PROMPT:
Find and return every line of the data that contains the word "image".

DATASET CONTENT:
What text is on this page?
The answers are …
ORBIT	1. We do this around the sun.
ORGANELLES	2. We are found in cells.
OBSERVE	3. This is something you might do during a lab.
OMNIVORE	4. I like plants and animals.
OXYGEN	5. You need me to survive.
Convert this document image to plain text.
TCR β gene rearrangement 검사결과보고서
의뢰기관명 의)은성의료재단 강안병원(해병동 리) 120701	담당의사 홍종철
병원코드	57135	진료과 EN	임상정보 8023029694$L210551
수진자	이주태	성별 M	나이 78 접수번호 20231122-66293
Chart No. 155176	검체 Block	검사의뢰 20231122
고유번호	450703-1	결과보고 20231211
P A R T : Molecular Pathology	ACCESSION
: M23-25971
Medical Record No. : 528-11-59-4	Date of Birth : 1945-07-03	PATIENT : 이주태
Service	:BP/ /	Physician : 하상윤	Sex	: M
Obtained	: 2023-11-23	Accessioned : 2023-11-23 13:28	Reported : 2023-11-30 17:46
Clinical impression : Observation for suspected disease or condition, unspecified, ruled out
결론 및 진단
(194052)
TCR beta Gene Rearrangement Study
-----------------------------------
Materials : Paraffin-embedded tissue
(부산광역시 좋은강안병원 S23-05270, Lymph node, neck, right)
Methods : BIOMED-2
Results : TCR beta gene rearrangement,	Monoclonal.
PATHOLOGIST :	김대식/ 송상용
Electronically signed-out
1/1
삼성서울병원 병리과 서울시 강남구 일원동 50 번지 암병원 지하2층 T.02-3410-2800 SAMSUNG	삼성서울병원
--
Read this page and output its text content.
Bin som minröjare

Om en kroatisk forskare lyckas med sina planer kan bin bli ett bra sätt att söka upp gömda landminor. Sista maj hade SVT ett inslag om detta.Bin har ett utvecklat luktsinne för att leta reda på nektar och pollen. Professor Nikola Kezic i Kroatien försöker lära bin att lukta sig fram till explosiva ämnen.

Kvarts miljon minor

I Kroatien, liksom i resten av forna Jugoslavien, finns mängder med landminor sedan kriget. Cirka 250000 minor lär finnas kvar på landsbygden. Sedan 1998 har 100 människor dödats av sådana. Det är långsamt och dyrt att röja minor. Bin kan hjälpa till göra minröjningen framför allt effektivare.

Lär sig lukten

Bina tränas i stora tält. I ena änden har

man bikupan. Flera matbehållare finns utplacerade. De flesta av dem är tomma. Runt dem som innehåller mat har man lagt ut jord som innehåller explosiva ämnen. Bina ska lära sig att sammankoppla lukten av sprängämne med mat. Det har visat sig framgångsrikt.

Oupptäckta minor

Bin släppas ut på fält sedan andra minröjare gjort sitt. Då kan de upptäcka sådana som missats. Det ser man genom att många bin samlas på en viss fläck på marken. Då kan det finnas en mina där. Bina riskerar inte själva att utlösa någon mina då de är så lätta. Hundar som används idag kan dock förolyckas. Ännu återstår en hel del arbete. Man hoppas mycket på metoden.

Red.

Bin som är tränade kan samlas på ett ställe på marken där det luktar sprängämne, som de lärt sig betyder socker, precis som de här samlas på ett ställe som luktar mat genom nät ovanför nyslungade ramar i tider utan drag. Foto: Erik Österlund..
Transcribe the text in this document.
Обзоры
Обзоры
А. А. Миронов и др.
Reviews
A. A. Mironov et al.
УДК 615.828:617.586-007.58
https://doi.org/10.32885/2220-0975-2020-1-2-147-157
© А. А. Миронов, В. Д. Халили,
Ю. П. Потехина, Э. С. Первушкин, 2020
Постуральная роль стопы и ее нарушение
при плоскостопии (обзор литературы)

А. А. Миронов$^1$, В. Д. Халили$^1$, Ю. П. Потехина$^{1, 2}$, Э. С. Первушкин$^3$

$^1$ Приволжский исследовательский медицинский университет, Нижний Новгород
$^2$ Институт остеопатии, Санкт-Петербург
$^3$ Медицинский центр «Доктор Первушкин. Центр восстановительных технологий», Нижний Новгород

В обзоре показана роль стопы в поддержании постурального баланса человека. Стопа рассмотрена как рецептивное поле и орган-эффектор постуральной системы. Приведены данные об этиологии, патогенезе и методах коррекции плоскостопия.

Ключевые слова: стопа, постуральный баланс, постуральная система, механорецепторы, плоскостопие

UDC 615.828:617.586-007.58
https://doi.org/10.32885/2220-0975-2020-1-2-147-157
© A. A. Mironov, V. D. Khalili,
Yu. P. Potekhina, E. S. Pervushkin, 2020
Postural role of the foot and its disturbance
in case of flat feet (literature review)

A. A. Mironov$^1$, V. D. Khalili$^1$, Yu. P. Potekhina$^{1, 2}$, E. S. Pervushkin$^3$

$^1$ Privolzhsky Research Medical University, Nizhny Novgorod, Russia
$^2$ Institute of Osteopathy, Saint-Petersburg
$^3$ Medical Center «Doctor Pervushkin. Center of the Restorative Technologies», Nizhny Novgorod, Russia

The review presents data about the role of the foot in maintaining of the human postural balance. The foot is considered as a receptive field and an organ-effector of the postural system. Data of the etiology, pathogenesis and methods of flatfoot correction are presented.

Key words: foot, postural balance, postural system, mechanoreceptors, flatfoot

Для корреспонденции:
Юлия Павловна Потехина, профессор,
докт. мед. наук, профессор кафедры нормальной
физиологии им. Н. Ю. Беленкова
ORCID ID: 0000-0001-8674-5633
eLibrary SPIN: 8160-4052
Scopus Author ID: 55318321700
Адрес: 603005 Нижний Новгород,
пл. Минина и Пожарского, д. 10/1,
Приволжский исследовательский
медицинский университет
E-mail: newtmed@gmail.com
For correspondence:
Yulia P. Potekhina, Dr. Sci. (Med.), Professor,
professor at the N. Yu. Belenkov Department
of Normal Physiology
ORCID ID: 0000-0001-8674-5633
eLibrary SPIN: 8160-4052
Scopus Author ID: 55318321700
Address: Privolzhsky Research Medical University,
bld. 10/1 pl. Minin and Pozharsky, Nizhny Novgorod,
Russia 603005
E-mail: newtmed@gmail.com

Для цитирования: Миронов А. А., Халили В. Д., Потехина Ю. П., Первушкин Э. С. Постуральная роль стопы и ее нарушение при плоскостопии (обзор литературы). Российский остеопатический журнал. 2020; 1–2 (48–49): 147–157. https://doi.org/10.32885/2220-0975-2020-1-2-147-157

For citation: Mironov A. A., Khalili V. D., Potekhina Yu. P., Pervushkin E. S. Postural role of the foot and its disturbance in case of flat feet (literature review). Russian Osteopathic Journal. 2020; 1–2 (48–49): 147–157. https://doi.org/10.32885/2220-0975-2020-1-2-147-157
---
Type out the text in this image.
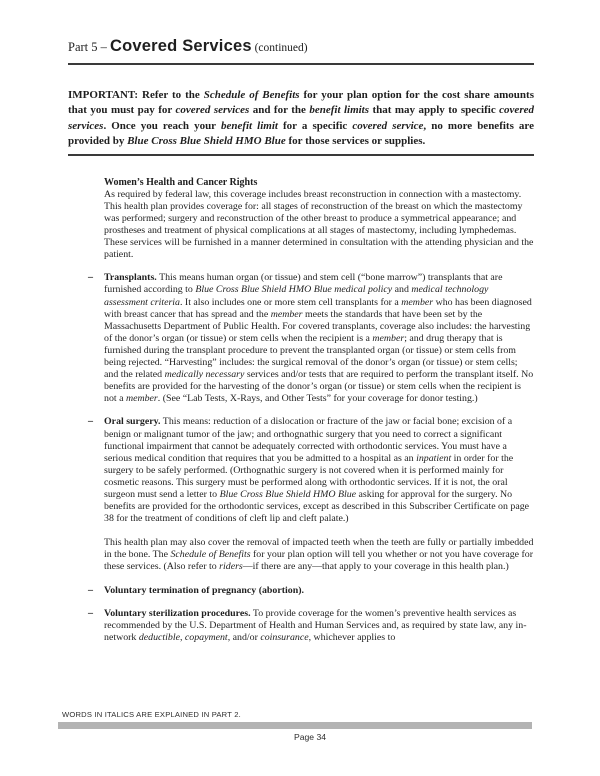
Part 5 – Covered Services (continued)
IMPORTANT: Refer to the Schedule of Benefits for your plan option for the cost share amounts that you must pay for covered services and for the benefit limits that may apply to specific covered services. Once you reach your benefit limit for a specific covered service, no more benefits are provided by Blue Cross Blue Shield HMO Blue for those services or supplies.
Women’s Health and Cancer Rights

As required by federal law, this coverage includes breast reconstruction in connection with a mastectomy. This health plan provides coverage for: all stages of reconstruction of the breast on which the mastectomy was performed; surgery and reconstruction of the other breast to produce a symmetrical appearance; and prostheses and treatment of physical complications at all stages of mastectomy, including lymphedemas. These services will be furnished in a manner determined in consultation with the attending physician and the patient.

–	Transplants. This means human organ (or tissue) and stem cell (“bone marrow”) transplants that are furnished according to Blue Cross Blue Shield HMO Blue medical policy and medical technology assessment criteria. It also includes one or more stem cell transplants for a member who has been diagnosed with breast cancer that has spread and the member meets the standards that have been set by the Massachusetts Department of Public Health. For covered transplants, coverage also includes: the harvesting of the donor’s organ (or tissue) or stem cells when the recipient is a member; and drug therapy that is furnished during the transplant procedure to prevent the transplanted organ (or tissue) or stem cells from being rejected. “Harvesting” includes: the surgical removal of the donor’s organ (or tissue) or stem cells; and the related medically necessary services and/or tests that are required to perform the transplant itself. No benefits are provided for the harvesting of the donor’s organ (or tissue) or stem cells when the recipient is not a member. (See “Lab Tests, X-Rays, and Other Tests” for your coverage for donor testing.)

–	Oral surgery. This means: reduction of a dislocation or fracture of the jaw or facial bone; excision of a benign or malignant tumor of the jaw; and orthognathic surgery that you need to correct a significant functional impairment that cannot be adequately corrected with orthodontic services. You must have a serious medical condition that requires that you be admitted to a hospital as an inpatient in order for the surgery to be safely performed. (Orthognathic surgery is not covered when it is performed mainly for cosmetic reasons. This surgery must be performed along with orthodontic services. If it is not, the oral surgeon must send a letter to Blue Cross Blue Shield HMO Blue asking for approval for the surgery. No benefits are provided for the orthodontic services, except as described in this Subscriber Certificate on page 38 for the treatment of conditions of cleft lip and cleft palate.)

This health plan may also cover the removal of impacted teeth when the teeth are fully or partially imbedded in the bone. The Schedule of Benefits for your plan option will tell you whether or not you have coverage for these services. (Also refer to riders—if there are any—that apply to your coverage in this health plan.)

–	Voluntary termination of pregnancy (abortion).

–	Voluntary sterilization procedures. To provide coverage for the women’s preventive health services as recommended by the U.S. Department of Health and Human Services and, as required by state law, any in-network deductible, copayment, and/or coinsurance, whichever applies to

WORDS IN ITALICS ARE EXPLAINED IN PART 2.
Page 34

EXERCISE ANSWER:
Convert this document image to plain text.
Type out the text in this image.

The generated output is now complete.